(Instruction)
Rewrite all the items below as a numbered list, one line per entry, skipping blank lines and leaving out the pictures.

(Listing)
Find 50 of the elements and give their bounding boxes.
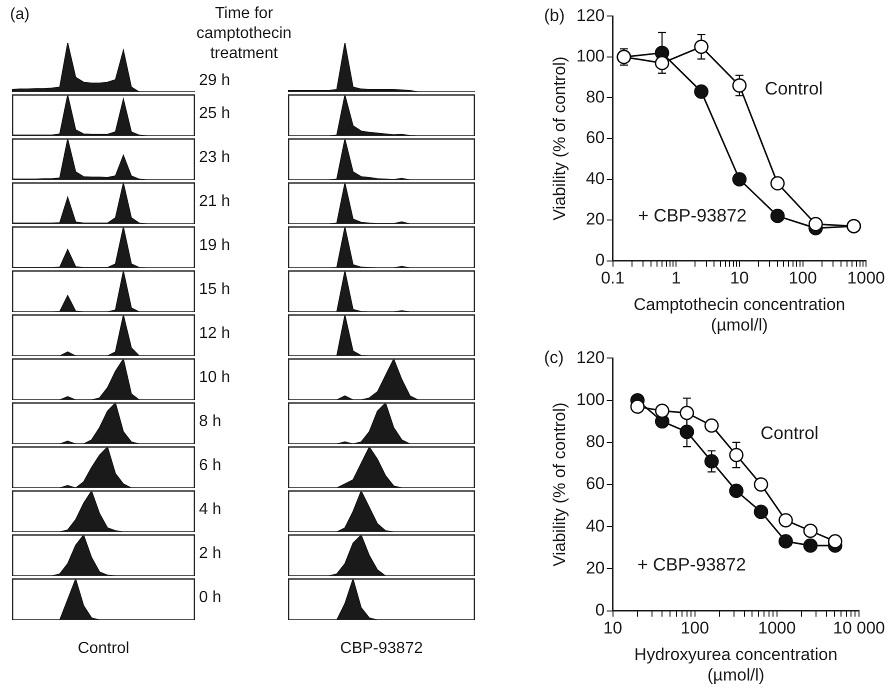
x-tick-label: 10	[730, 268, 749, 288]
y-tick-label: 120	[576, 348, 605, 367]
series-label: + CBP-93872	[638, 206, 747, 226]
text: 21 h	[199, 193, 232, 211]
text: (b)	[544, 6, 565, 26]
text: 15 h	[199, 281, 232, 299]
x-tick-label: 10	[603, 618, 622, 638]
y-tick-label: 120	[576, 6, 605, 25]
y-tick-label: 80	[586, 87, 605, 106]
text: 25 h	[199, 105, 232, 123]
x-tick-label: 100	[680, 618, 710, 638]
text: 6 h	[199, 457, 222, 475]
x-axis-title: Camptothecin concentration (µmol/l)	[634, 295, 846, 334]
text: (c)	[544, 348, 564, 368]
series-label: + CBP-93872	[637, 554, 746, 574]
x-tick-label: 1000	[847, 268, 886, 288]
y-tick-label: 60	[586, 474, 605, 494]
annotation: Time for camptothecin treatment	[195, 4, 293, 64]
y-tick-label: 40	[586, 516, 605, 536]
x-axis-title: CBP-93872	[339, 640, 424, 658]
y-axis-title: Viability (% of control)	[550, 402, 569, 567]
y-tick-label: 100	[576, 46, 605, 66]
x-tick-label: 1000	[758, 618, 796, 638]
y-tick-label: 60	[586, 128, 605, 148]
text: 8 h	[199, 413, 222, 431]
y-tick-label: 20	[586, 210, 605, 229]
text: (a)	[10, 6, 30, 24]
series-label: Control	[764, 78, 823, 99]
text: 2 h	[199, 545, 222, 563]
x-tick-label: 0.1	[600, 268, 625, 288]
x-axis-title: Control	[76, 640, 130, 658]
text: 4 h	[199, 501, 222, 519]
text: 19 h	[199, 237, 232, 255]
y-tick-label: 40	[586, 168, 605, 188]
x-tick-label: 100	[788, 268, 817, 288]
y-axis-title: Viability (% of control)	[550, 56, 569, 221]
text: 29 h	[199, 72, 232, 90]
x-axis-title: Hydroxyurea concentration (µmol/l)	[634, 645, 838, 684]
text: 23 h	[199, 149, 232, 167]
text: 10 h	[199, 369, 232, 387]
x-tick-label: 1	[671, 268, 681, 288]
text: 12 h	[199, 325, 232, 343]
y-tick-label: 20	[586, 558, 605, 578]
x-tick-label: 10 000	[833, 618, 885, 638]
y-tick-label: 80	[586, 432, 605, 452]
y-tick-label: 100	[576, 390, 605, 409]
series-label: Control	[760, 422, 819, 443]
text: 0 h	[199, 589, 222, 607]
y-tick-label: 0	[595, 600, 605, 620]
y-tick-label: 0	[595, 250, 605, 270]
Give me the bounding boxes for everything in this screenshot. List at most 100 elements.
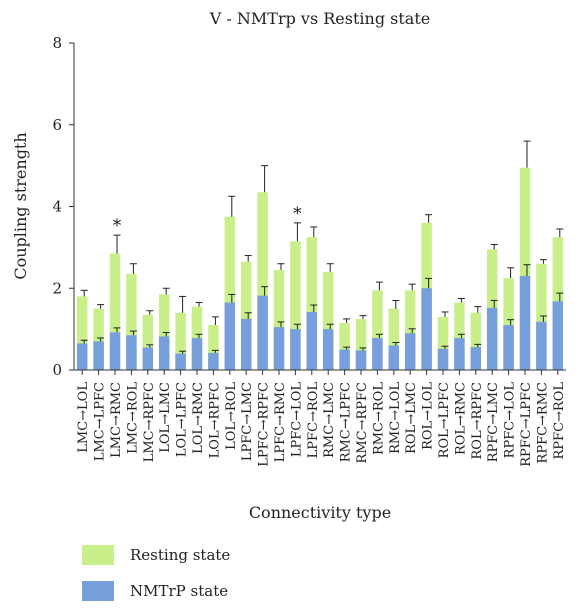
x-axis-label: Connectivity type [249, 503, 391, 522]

(Expected output)
1. Find 50 of the elements and give their bounding boxes.
2. x-tick-label: 10	[730, 268, 749, 288]
3. y-tick-label: 120	[576, 348, 605, 367]
4. series-label: + CBP-93872	[638, 206, 747, 226]
5. text: 21 h	[199, 193, 232, 211]
6. text: (b)	[544, 6, 565, 26]
7. text: 15 h	[199, 281, 232, 299]
8. x-tick-label: 10	[603, 618, 622, 638]
9. y-tick-label: 120	[576, 6, 605, 25]
10. y-tick-label: 80	[586, 87, 605, 106]
11. text: 25 h	[199, 105, 232, 123]
12. x-tick-label: 100	[680, 618, 710, 638]
13. text: 6 h	[199, 457, 222, 475]
14. x-axis-title: Camptothecin concentration (µmol/l)	[634, 295, 846, 334]
15. text: (c)	[544, 348, 564, 368]
16. series-label: + CBP-93872	[637, 554, 746, 574]
17. x-tick-label: 1000	[847, 268, 886, 288]
18. y-tick-label: 60	[586, 474, 605, 494]
19. annotation: Time for camptothecin treatment	[195, 4, 293, 64]
20. y-tick-label: 40	[586, 516, 605, 536]
21. x-axis-title: CBP-93872	[339, 640, 424, 658]
22. y-axis-title: Viability (% of control)	[550, 402, 569, 567]
23. y-tick-label: 100	[576, 46, 605, 66]
24. x-tick-label: 1000	[758, 618, 796, 638]
25. y-tick-label: 60	[586, 128, 605, 148]
26. text: 8 h	[199, 413, 222, 431]
27. y-tick-label: 20	[586, 210, 605, 229]
28. text: (a)	[10, 6, 30, 24]
29. series-label: Control	[764, 78, 823, 99]
30. text: 2 h	[199, 545, 222, 563]
31. x-tick-label: 0.1	[600, 268, 625, 288]
32. x-axis-title: Control	[76, 640, 130, 658]
33. text: 4 h	[199, 501, 222, 519]
34. text: 19 h	[199, 237, 232, 255]
35. y-tick-label: 40	[586, 168, 605, 188]
36. x-tick-label: 100	[788, 268, 817, 288]
37. y-axis-title: Viability (% of control)	[550, 56, 569, 221]
38. text: 29 h	[199, 72, 232, 90]
39. x-axis-title: Hydroxyurea concentration (µmol/l)	[634, 645, 838, 684]
40. text: 23 h	[199, 149, 232, 167]
41. text: 10 h	[199, 369, 232, 387]
42. x-tick-label: 1	[671, 268, 681, 288]
43. text: 12 h	[199, 325, 232, 343]
44. y-tick-label: 20	[586, 558, 605, 578]
45. x-tick-label: 10 000	[833, 618, 885, 638]
46. y-tick-label: 80	[586, 432, 605, 452]
47. y-tick-label: 100	[576, 390, 605, 409]
48. series-label: Control	[760, 422, 819, 443]
49. text: 0 h	[199, 589, 222, 607]
50. y-tick-label: 0	[595, 600, 605, 620]
51. y-tick-label: 0	[595, 250, 605, 270]
52. Give me the bounding boxes for everything in this screenshot. List at most 100 elements.
53. x-axis-label: Connectivity type [249, 503, 391, 522]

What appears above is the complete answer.